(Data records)
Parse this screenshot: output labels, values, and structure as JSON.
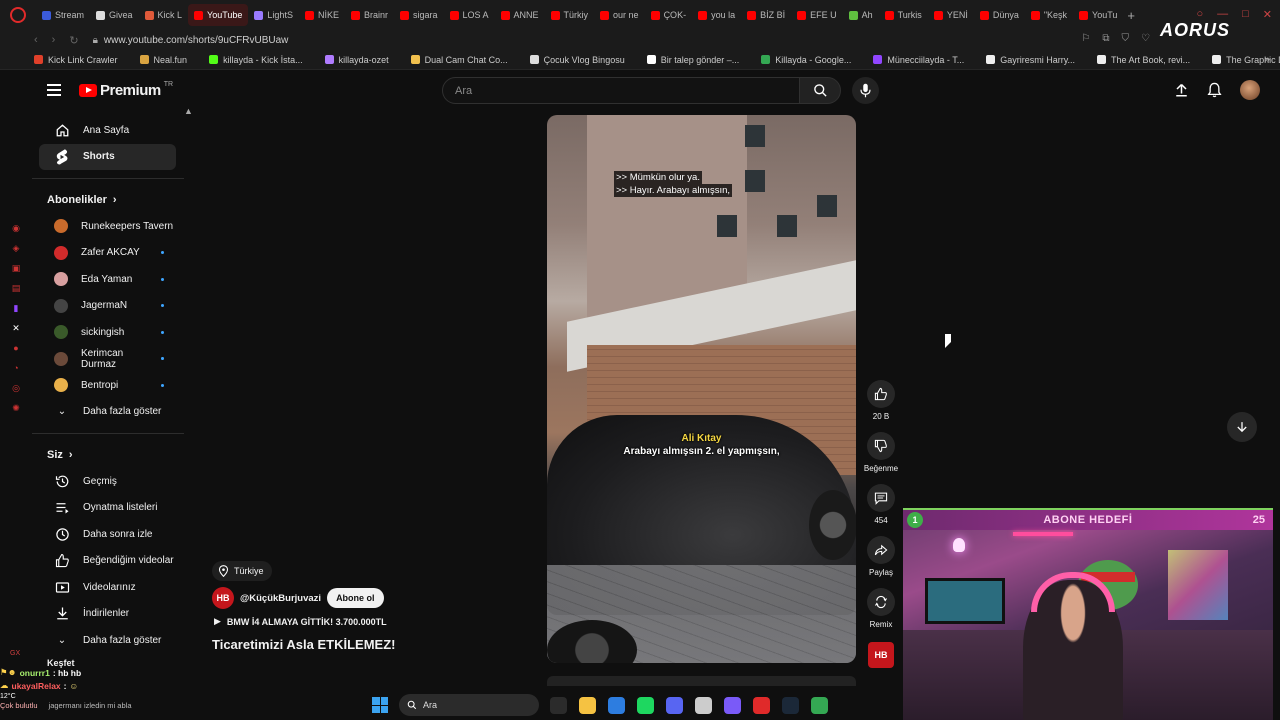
{
  "browser": {
    "tabs": [
      {
        "label": "Stream",
        "color": "#3b5bdb"
      },
      {
        "label": "Givea",
        "color": "#dddddd"
      },
      {
        "label": "Kick L",
        "color": "#e05a3a"
      },
      {
        "label": "YouTube",
        "color": "#ff0000",
        "active": true
      },
      {
        "label": "LightS",
        "color": "#9a7bff"
      },
      {
        "label": "NİKE",
        "color": "#ff0000"
      },
      {
        "label": "Brainr",
        "color": "#ff0000"
      },
      {
        "label": "sigara",
        "color": "#ff0000"
      },
      {
        "label": "LOS A",
        "color": "#ff0000"
      },
      {
        "label": "ANNE",
        "color": "#ff0000"
      },
      {
        "label": "Türkiy",
        "color": "#ff0000"
      },
      {
        "label": "our ne",
        "color": "#ff0000"
      },
      {
        "label": "ÇOK-",
        "color": "#ff0000"
      },
      {
        "label": "you la",
        "color": "#ff0000"
      },
      {
        "label": "BİZ Bİ",
        "color": "#ff0000"
      },
      {
        "label": "EFE U",
        "color": "#ff0000"
      },
      {
        "label": "Ah",
        "color": "#5fbf3f"
      },
      {
        "label": "Turkis",
        "color": "#ff0000"
      },
      {
        "label": "YENİ",
        "color": "#ff0000"
      },
      {
        "label": "Dünya",
        "color": "#ff0000"
      },
      {
        "label": "\"Keşk",
        "color": "#ff0000"
      },
      {
        "label": "YouTu",
        "color": "#ff0000"
      }
    ],
    "new_tab": "+",
    "url": "www.youtube.com/shorts/9uCFRvUBUaw",
    "brand": "AORUS",
    "bookmarks": [
      {
        "label": "Kick Link Crawler",
        "color": "#e0402a"
      },
      {
        "label": "Neal.fun",
        "color": "#d9a441"
      },
      {
        "label": "killayda - Kick İsta...",
        "color": "#53fc18"
      },
      {
        "label": "killayda-ozet",
        "color": "#b07cff"
      },
      {
        "label": "Dual Cam Chat Co...",
        "color": "#f2c14e"
      },
      {
        "label": "Çocuk Vlog Bingosu",
        "color": "#dddddd"
      },
      {
        "label": "Bir talep gönder –...",
        "color": "#ffffff"
      },
      {
        "label": "Killayda - Google...",
        "color": "#34a853"
      },
      {
        "label": "Münecciilayda - T...",
        "color": "#9146ff"
      },
      {
        "label": "Gayriresmi Harry...",
        "color": "#eeeeee"
      },
      {
        "label": "The Art Book, revi...",
        "color": "#eeeeee"
      },
      {
        "label": "The Graphic Desig...",
        "color": "#eeeeee"
      }
    ]
  },
  "header": {
    "logo_text": "Premium",
    "logo_suffix": "TR",
    "search_placeholder": "Ara"
  },
  "sidebar": {
    "main": [
      {
        "label": "Ana Sayfa",
        "icon": "home-icon"
      },
      {
        "label": "Shorts",
        "icon": "shorts-icon",
        "active": true
      }
    ],
    "subscriptions_title": "Abonelikler",
    "subscriptions": [
      {
        "label": "Runekeepers Tavern",
        "color": "#c96b2c",
        "dot": false
      },
      {
        "label": "Zafer AKCAY",
        "color": "#d22b2b",
        "dot": true
      },
      {
        "label": "Eda Yaman",
        "color": "#d8a0a0",
        "dot": true
      },
      {
        "label": "JagermaN",
        "color": "#444444",
        "dot": true
      },
      {
        "label": "sickingish",
        "color": "#3a5a2a",
        "dot": true
      },
      {
        "label": "Kerimcan Durmaz",
        "color": "#6b4a3a",
        "dot": true
      },
      {
        "label": "Bentropi",
        "color": "#e8b04a",
        "dot": true
      }
    ],
    "show_more": "Daha fazla göster",
    "you_title": "Siz",
    "you_items": [
      {
        "label": "Geçmiş",
        "icon": "history-icon"
      },
      {
        "label": "Oynatma listeleri",
        "icon": "playlist-icon"
      },
      {
        "label": "Daha sonra izle",
        "icon": "clock-icon"
      },
      {
        "label": "Beğendiğim videolar",
        "icon": "like-icon"
      },
      {
        "label": "Videolarınız",
        "icon": "video-icon"
      },
      {
        "label": "İndirilenler",
        "icon": "download-icon"
      }
    ],
    "you_show_more": "Daha fazla göster",
    "explore_title": "Keşfet"
  },
  "video": {
    "caption_top_1": ">> Mümkün olur ya.",
    "caption_top_2": ">> Hayır. Arabayı almışsın,",
    "caption_name": "Ali Kıtay",
    "caption_line": "Arabayı almışsın 2. el yapmışsın,",
    "location": "Türkiye",
    "channel_initials": "HB",
    "channel": "@KüçükBurjuvazi",
    "subscribe": "Abone ol",
    "track": "BMW İ4 ALMAYA GİTTİK! 3.700.000TL",
    "title": "Ticaretimizi Asla ETKİLEMEZ!"
  },
  "actions": {
    "like_count": "20 B",
    "dislike_label": "Beğenme",
    "comment_count": "454",
    "share_label": "Paylaş",
    "remix_label": "Remix"
  },
  "overlay": {
    "goal_current": "1",
    "goal_title": "ABONE HEDEFİ",
    "goal_target": "25",
    "gx_label": "GX",
    "chat": [
      {
        "user": "onurrr1",
        "message": ": hb hb"
      },
      {
        "user": "ukayalRelax",
        "message": ":"
      }
    ],
    "weather_temp": "12°C",
    "weather_desc": "Çok bulutlu",
    "ticker": "jagermanı izledin mi abla"
  },
  "taskbar": {
    "search_label": "Ara",
    "apps": [
      "#2b2b2b",
      "#f5c242",
      "#2d7de0",
      "#1ed760",
      "#5865f2",
      "#cccccc",
      "#7a5af8",
      "#e02a2a",
      "#1b2838",
      "#34a853"
    ]
  }
}
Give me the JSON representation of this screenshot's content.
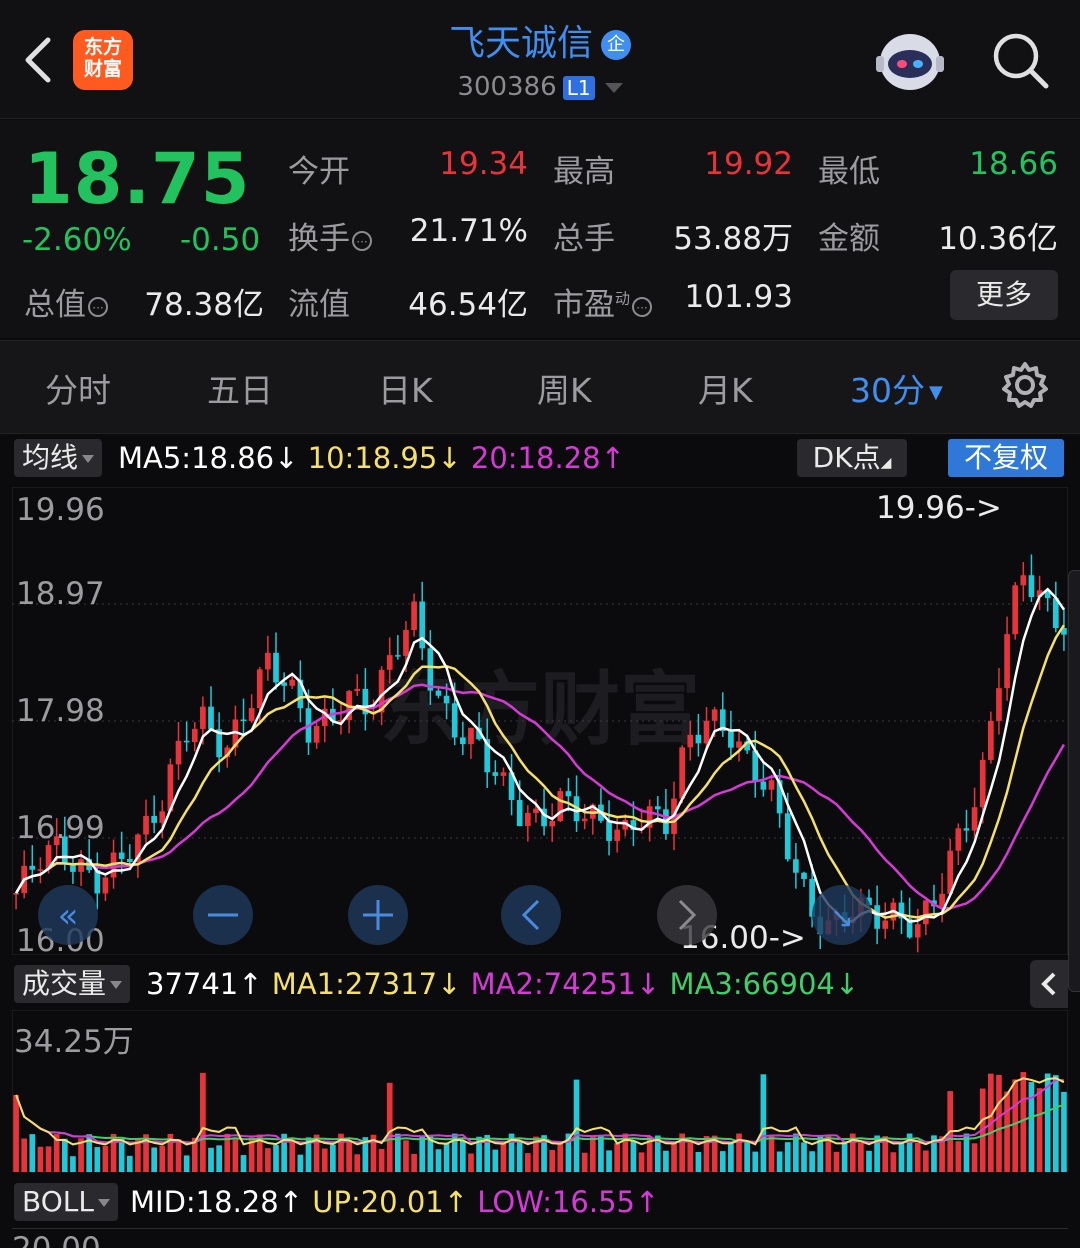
{
  "header": {
    "logo_text": "东方财富",
    "stock_name": "飞天诚信",
    "badge": "企",
    "code": "300386",
    "level": "L1"
  },
  "quote": {
    "price": "18.75",
    "change_pct": "-2.60%",
    "change_val": "-0.50",
    "rows": [
      [
        {
          "label": "今开",
          "value": "19.34",
          "tone": "red"
        },
        {
          "label": "最高",
          "value": "19.92",
          "tone": "red"
        },
        {
          "label": "最低",
          "value": "18.66",
          "tone": "green"
        }
      ],
      [
        {
          "label": "换手",
          "value": "21.71%",
          "tone": "white",
          "info": true
        },
        {
          "label": "总手",
          "value": "53.88万",
          "tone": "white"
        },
        {
          "label": "金额",
          "value": "10.36亿",
          "tone": "white"
        }
      ]
    ],
    "total_value_label": "总值",
    "total_value": "78.38亿",
    "float_label": "流值",
    "float_value": "46.54亿",
    "pe_label": "市盈",
    "pe_sup": "动",
    "pe_value": "101.93",
    "more": "更多"
  },
  "tabs": [
    {
      "label": "分时",
      "active": false
    },
    {
      "label": "五日",
      "active": false
    },
    {
      "label": "日K",
      "active": false
    },
    {
      "label": "周K",
      "active": false
    },
    {
      "label": "月K",
      "active": false
    },
    {
      "label": "30分",
      "active": true
    }
  ],
  "ma_bar": {
    "selector": "均线",
    "ma5": "MA5:18.86",
    "ma10": "10:18.95",
    "ma20": "20:18.28",
    "dk": "DK点",
    "adjust": "不复权"
  },
  "price_chart": {
    "y_labels": [
      "19.96",
      "18.97",
      "17.98",
      "16.99",
      "16.00"
    ],
    "high_marker": "19.96->",
    "low_marker": "16.00->",
    "watermark": "东方财富",
    "colors": {
      "up": "#e8333a",
      "down": "#20c8d8",
      "ma5": "#ffffff",
      "ma10": "#f5e06a",
      "ma20": "#d63ad6"
    }
  },
  "volume_bar": {
    "selector": "成交量",
    "vol": "37741",
    "ma1": "MA1:27317",
    "ma2": "MA2:74251",
    "ma3": "MA3:66904",
    "y_label": "34.25万"
  },
  "boll_bar": {
    "selector": "BOLL",
    "mid": "MID:18.28",
    "up": "UP:20.01",
    "low": "LOW:16.55",
    "partial_label": "20.00"
  },
  "arrows": {
    "up": "↑",
    "down": "↓"
  }
}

[Task to carry out]
Copy out each line of the records where the string "göster" appears.

[Solution for this task]
    "show_more": "Daha fazla göster",
    "you_show_more": "Daha fazla göster",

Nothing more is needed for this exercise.